## Exercise aim
Every line below that holds the string "type" should be copied out.

(Extracts from a graphics dataset)
=-=-=-=-=
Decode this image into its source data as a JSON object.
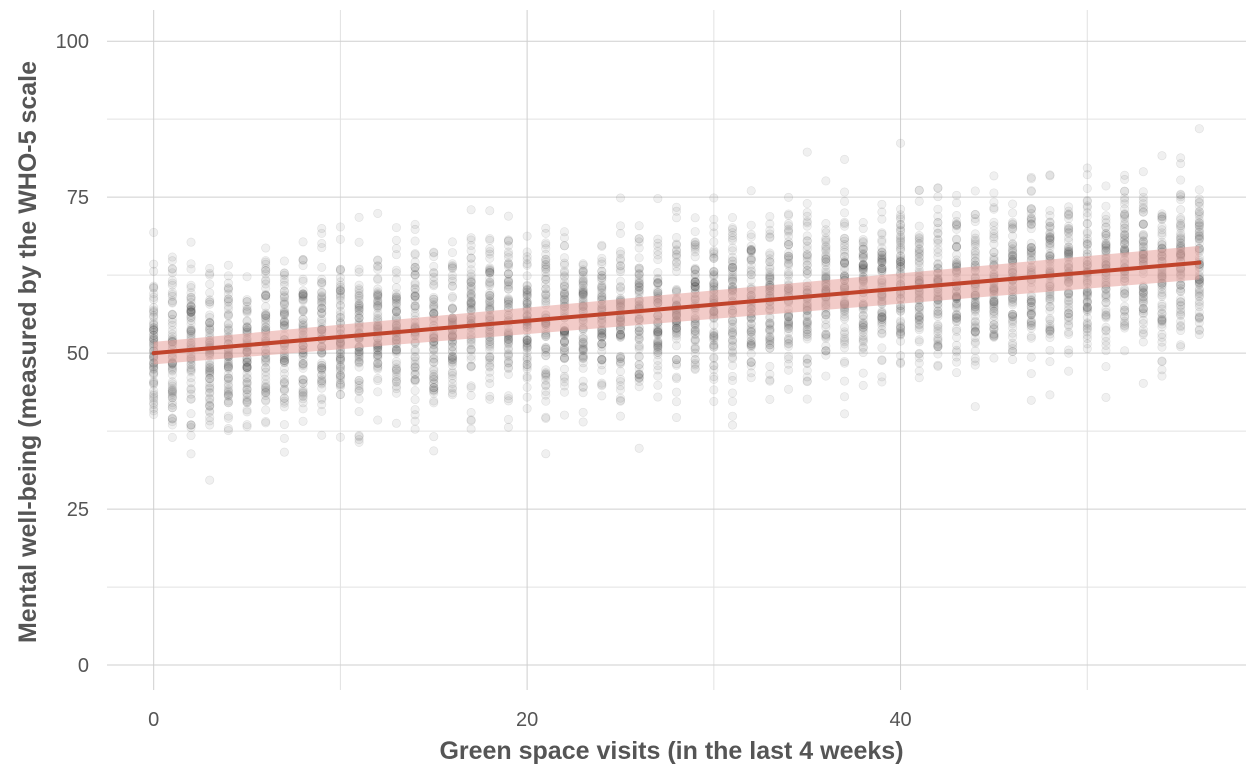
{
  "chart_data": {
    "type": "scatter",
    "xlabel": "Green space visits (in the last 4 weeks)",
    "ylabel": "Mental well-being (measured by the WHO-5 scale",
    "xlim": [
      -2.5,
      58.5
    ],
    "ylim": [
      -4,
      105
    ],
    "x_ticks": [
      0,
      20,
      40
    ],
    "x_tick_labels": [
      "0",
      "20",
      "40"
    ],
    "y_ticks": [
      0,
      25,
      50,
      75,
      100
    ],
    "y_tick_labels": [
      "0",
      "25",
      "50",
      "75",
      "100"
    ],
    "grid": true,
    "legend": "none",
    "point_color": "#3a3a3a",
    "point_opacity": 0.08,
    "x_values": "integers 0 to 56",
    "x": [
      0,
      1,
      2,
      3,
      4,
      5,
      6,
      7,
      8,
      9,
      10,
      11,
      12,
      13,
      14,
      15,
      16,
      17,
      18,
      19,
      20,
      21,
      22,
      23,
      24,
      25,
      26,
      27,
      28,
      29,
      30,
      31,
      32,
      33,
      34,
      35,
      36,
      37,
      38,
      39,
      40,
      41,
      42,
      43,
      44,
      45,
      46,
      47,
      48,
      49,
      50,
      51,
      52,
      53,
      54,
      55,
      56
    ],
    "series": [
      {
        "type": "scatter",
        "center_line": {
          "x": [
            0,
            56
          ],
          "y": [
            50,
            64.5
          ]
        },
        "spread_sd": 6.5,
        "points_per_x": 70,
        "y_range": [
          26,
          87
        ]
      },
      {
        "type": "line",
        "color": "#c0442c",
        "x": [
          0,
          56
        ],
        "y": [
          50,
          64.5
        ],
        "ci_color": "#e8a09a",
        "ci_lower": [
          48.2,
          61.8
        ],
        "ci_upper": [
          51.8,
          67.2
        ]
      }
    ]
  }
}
=-=-=-=-=
## Solution
    "type": "scatter",
        "type": "scatter",
        "type": "line",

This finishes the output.